=== WHAT YOU NEED TO DO ===
Using the records that follow, copy every line containing the word "Brightness".

=== THE RECORDS ===
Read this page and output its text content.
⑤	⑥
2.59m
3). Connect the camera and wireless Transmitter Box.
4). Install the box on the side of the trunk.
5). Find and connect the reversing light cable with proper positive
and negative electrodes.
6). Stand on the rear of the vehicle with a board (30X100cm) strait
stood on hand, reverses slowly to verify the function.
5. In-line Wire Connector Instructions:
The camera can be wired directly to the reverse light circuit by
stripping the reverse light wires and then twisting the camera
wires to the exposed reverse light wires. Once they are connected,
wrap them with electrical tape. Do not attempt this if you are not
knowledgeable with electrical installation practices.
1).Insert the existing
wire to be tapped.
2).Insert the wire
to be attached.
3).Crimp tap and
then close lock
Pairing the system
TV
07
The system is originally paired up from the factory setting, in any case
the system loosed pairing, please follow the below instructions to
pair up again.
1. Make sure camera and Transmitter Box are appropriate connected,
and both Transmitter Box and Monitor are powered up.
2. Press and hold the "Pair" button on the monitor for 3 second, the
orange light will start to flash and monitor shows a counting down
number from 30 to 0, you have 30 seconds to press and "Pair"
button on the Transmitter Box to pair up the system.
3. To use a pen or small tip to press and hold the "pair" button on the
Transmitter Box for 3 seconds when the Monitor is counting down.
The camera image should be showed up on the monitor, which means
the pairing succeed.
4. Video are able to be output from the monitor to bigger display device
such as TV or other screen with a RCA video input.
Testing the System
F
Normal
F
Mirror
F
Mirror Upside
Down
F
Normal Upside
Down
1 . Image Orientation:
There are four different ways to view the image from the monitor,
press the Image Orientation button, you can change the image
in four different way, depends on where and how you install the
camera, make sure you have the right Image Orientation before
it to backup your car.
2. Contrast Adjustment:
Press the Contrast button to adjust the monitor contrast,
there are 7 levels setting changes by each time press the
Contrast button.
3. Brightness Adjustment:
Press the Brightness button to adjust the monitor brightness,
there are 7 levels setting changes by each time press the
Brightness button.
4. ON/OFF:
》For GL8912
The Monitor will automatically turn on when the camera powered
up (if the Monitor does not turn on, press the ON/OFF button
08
---
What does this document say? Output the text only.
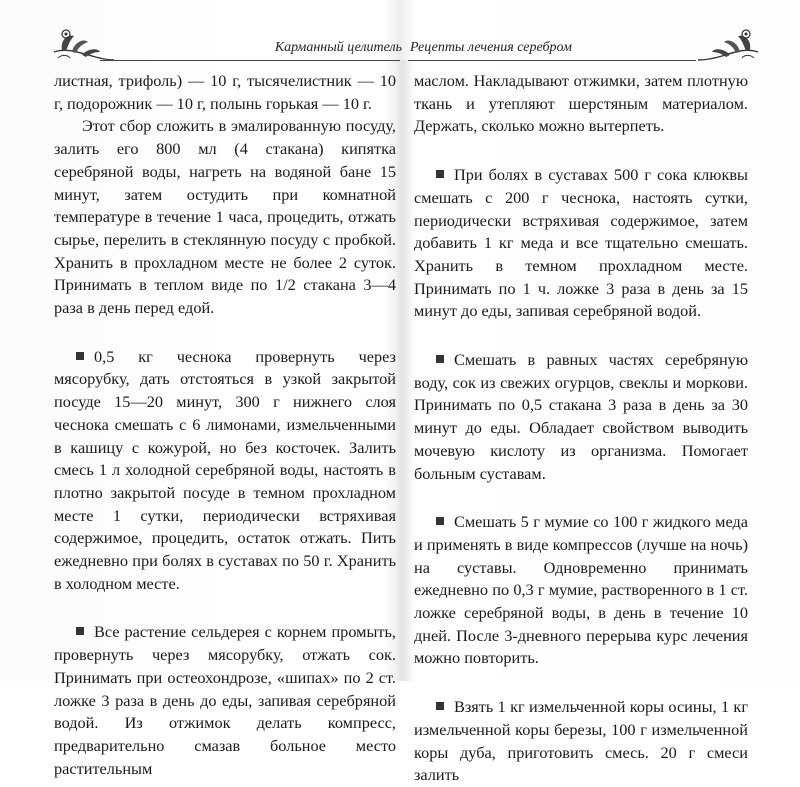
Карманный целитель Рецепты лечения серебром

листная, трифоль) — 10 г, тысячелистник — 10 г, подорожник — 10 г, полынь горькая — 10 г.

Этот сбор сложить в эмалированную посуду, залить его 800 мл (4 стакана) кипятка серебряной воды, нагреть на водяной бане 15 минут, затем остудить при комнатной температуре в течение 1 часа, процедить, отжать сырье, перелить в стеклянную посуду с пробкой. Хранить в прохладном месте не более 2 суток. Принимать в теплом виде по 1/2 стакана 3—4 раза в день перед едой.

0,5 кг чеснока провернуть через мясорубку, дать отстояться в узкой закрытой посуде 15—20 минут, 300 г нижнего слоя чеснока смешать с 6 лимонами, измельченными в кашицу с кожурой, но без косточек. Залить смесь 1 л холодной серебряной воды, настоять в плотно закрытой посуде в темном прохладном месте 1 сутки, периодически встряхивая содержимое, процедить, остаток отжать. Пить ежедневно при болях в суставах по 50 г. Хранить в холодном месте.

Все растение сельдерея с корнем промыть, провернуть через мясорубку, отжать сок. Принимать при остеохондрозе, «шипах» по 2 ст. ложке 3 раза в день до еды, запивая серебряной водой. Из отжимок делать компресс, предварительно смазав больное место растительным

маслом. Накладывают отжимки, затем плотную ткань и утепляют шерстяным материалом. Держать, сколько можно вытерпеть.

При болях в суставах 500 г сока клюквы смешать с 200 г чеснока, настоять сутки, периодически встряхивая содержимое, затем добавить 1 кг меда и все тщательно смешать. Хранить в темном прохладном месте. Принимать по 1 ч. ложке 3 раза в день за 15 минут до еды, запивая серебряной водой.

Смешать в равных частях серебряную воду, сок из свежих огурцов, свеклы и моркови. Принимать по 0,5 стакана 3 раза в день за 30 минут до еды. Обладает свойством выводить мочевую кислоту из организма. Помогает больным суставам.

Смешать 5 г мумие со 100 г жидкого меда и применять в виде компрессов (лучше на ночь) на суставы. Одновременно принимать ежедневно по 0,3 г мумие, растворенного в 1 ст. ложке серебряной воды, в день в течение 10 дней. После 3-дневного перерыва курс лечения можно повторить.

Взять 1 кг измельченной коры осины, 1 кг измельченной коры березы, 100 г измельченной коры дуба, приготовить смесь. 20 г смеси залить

=== FINISHED EXERCISE ===
3. Brightness Adjustment:
Press the Brightness button to adjust the monitor brightness,
Brightness button.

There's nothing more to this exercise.